* **Figure record extracts**
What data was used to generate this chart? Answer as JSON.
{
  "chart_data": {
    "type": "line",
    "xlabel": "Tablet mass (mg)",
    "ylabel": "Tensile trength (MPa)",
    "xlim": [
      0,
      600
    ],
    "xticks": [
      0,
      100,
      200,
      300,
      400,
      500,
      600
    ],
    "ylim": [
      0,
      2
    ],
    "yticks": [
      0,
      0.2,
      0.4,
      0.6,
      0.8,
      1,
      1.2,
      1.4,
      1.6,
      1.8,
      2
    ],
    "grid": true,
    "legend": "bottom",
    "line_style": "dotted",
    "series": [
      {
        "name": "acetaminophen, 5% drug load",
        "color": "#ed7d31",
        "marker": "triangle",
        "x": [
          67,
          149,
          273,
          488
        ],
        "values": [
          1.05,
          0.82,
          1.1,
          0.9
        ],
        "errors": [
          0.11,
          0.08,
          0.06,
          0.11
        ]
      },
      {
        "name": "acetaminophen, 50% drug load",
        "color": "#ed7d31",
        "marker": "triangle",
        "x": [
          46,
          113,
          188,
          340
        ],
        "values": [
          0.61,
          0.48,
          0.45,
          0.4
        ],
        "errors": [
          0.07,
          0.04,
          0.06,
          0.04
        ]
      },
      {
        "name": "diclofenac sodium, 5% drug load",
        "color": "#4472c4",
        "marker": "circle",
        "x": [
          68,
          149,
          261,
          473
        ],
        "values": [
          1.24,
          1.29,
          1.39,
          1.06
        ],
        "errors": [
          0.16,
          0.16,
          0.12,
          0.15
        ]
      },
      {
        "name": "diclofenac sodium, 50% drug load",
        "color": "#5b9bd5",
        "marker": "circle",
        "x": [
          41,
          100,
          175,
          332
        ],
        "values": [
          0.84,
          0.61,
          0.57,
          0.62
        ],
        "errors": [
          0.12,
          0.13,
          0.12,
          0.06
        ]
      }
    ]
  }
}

* **Directions for this task**
Scan the material above. Copy each line where "acetaminophen" occurs.

* **Exercise result**
        "name": "acetaminophen, 5% drug load",
        "name": "acetaminophen, 50% drug load",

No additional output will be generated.